* **EXTRACT**:
IgG4-related disease (IgG4-RD) is an immune-mediated fibroinflammatory condition that may affect multiple organs. Paratesticular involvement in IgG4-RD is relatively uncommon, and when it occurs, it usually presents as benign paratesticular lesions.1 2 A better understanding of the diagnostic process associated with benign paratesticular mass is crucial to aid treatment decision-making and avoid unnecessary invasive management, such as radical orchidectomies.

We report a case that highlights the workup, management and outcome of a benign paratesticular fibrous pseudotumour (PFP) secondary to IgG4-RD with a testicular-sparing surgical excision.

Case presentation

A 28-year-old man presented with a right scrotal mass associated with intermittent throbbing scrotal pain that was amendable to non-steroidal anti-inflammatories. There were no associated infective or constitutional symptoms. The patient was a sexually active, heterosexual male with single long-term partner. He has no other comorbidities with no history of trauma, surgery or infection.

Similar symptoms were reported 8 years prior and were associated with sonographic evidence of moderately enlarged right epididymis. He was empirically managed for suspected epididymitis with oral course of antibiotics prescribed by his local general practitioner with no subsequent follow-up.

Clinical examination revealed a mildly tender, firm palpable mass above, and likely not involving, the right testicle.

Differential diagnosis

Most of the epididymal lesions are attributed to benign cases, with adenomatoid tumour of the epididymis being the most common. Other differential diagnoses can include benign epididymal cysts, sarcoidosis and infective aetiologies, such as tuberculosis and epididymal abscess. Malignant epididymal lesions are relatively rare and can be due to primary tumour, such as epididymal leiomyosarcoma or metastases. Certain clinical attributes, such as more acute pain presentation and associated systemic symptoms, can differentiate some infective pathologies compared with other causes. The presence of colour Doppler flow can also be beneficial in distinguishing malignant from benign lesions.3 4

Investigations

Atypical infection screen was performed considering the patient’s duration of symptoms, including for schistosomiasis and tuberculosis, with negative results. Scrotal ultrasound (US) showed a grossly enlarged and heterogeneous right epididymal mass with coarse calcifications and shadowing measuring approximately 91×62×41 mm, causing inferior displacement of the ipsilateral testis (figure 1). The other finding included a single right 20 mL hydrocele. Both of his testes were of normal size, echotexture and vascularity.

* **ABOUT THIS EXERCISE**:
Answer these questions from the case report on IgG4-related disease:
(a) How old was the patient when he presented?
(b) What type of medication eased his scrotal pain?
(c) What approximate size did the scrotal ultrasound give for the right epididymal mass?
The data that come next are separate material, apart from the case report.

* **DATA FOR ANALYSIS**:
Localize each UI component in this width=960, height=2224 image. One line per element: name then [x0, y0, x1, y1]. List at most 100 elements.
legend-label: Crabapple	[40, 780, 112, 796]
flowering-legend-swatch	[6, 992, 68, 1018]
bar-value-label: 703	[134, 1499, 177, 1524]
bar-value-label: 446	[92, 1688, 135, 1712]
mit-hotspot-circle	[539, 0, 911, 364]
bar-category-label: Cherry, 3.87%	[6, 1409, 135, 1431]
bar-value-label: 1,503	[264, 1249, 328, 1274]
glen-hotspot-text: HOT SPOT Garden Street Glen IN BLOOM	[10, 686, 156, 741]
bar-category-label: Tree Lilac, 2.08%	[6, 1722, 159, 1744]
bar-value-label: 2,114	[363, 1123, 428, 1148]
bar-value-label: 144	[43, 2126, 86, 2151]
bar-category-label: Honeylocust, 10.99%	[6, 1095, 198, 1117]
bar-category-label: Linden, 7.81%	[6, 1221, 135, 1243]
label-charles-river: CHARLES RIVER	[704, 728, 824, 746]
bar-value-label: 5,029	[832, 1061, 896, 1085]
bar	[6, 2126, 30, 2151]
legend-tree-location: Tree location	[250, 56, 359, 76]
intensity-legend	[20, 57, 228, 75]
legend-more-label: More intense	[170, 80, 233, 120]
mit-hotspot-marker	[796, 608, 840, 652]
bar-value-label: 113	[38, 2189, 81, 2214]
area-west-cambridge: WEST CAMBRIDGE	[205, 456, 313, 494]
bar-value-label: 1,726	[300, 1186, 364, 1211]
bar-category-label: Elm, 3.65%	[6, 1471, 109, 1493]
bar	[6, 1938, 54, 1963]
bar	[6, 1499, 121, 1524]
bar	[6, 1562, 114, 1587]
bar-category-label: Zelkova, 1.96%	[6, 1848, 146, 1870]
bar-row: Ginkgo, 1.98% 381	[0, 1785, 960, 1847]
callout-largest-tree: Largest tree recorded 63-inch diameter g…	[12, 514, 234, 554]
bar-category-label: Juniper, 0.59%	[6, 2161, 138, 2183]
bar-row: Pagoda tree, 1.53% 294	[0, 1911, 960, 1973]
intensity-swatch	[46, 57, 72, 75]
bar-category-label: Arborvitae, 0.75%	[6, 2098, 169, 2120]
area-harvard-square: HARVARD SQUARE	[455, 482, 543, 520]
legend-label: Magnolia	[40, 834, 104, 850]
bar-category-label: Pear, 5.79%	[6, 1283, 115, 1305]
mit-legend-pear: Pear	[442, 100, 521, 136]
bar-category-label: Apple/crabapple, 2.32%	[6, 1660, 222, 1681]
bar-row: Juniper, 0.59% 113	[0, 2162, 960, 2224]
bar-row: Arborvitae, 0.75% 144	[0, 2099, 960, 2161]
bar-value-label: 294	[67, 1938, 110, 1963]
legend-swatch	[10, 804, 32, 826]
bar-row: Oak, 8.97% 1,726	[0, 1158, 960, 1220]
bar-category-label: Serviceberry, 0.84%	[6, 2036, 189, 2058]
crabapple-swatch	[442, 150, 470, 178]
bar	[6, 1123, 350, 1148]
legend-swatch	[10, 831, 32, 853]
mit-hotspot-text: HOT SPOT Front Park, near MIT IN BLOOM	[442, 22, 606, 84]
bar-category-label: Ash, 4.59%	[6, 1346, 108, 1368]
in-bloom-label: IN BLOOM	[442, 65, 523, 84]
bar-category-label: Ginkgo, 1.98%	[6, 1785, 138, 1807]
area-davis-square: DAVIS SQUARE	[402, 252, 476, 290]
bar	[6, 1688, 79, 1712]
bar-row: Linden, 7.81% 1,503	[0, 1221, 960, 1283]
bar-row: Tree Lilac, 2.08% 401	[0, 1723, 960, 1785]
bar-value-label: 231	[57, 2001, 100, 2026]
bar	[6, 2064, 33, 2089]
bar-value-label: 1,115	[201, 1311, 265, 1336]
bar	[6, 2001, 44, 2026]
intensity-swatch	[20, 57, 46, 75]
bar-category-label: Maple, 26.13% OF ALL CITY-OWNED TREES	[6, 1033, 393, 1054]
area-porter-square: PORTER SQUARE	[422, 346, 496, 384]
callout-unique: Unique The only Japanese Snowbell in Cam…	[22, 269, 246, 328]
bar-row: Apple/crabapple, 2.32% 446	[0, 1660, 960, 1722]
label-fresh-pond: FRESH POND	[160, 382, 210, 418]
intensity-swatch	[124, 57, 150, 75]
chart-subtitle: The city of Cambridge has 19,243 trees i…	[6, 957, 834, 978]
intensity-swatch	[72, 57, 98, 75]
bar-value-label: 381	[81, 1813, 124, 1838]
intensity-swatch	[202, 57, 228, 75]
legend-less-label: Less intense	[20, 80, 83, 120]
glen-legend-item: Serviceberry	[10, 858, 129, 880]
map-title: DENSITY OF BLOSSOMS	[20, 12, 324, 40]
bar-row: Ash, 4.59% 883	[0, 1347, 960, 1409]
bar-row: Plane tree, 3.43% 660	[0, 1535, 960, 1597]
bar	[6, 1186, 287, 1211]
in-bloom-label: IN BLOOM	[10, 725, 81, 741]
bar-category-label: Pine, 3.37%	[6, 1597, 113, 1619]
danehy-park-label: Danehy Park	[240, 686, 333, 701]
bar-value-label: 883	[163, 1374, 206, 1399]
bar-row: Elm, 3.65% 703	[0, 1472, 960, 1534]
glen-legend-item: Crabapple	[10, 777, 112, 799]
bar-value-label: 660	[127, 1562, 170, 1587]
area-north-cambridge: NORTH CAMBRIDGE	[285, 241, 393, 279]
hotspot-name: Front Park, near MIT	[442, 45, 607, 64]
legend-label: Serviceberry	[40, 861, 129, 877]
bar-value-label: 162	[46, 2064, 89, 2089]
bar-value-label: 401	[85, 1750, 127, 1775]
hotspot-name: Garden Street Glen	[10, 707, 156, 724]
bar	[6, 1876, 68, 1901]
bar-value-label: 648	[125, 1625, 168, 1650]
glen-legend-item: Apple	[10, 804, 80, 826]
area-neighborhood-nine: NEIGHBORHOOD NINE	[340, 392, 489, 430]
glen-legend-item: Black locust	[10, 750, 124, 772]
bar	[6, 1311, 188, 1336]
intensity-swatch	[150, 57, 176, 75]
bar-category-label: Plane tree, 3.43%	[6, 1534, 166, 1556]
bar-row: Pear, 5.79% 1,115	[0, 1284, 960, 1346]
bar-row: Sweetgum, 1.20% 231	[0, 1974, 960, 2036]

* **EXERCISE OUTPUT**:
(a) 28 years old
(b) Non-steroidal anti-inflammatories
(c) About 91×62×41 mm